ANCHORAGE, AK – Dozens of Alaska youth participated in a Saturday basketball clinic to learn more than just basic ball handling skills. International Orthodox Christian Charities (IOCC) hosted the one-day event on June 18 with youth basketball and mentoring clinics in Anchorage and the village of Napaskiak providing a fun, sports-focused environment and emphasizing healthy lifestyles and substance abuse prevention. Teaching at-risk youth the value of adopting positive practices in their lives is known to lessen risk-taking behaviors. The game of basketball and positive role models introduced during the clinic will undoubtedly help the youth stay on the right path.
Retired professional and college players Andrew Cladis, Andrew Snelgrove, and Patrick Johnson volunteered as mentors. Former Duke University player and now head coach of Men’s Basketball at Citrus College in Glendora, CA, Johnson said, “The reason I got into coaching was to impact young people, and the opportunity to connect with at-risk kids and hopefully give them some positive messages to take forward in their lives was a no-brainer for me.” Cladis, a former professional player in Europe, added, “basketball teaches qualities of character like working hard and handling adversity, and seeing the young people in Anchorage and Napaskiak demonstrate these traits, even in small ways during the clinics made this a success.”

DATA LISTING |
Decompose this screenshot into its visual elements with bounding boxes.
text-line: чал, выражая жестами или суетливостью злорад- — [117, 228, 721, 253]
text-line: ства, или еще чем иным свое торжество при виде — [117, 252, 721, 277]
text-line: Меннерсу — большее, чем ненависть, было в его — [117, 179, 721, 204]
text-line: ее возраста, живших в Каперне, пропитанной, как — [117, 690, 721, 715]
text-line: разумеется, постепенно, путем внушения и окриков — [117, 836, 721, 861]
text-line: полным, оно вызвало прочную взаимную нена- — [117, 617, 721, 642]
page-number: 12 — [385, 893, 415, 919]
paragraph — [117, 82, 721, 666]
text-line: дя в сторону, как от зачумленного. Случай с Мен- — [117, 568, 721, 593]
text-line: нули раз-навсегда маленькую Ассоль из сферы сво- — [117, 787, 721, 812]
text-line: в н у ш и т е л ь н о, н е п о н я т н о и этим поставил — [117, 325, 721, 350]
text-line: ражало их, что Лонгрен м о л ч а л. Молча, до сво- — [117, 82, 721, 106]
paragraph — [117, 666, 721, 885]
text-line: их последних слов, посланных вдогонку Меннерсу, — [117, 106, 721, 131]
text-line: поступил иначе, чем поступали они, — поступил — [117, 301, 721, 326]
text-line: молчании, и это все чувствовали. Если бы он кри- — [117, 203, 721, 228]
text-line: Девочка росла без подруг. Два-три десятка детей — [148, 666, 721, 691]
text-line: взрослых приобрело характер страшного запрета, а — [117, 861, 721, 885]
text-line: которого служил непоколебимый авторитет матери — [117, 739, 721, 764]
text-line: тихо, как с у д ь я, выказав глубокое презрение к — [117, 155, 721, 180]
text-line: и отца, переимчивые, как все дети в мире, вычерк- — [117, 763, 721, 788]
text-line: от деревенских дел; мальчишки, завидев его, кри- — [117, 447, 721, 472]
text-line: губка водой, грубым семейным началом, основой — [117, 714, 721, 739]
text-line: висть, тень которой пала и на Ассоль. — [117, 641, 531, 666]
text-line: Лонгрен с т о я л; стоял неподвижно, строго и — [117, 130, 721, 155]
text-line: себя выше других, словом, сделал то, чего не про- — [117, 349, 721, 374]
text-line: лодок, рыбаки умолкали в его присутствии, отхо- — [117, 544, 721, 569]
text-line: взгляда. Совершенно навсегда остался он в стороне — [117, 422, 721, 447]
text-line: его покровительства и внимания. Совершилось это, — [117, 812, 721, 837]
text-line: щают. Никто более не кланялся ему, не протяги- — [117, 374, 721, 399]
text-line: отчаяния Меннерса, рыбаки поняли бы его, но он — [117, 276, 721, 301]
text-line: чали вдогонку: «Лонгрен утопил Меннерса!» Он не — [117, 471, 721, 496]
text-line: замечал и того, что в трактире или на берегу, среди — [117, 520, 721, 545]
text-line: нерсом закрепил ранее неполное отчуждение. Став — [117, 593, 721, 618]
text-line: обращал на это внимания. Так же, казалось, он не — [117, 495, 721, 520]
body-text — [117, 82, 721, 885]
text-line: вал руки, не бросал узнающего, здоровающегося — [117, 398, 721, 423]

WHAT THE EXERCISE ASKS | Copy out the entire text about the Alaska youth basketball clinic word for word. Work only from the text about the basketball clinic.

TASK RESULT |
ANCHORAGE, AK – Dozens of Alaska youth participated in a Saturday basketball clinic to learn more than just basic ball handling skills. International Orthodox Christian Charities (IOCC) hosted the one-day event on June 18 with youth basketball and mentoring clinics in Anchorage and the village of Napaskiak providing a fun, sports-focused environment and emphasizing healthy lifestyles and substance abuse prevention. Teaching at-risk youth the value of adopting positive practices in their lives is known to lessen risk-taking behaviors. The game of basketball and positive role models introduced during the clinic will undoubtedly help the youth stay on the right path.
Retired professional and college players Andrew Cladis, Andrew Snelgrove, and Patrick Johnson volunteered as mentors. Former Duke University player and now head coach of Men’s Basketball at Citrus College in Glendora, CA, Johnson said, “The reason I got into coaching was to impact young people, and the opportunity to connect with at-risk kids and hopefully give them some positive messages to take forward in their lives was a no-brainer for me.” Cladis, a former professional player in Europe, added, “basketball teaches qualities of character like working hard and handling adversity, and seeing the young people in Anchorage and Napaskiak demonstrate these traits, even in small ways during the clinics made this a success.”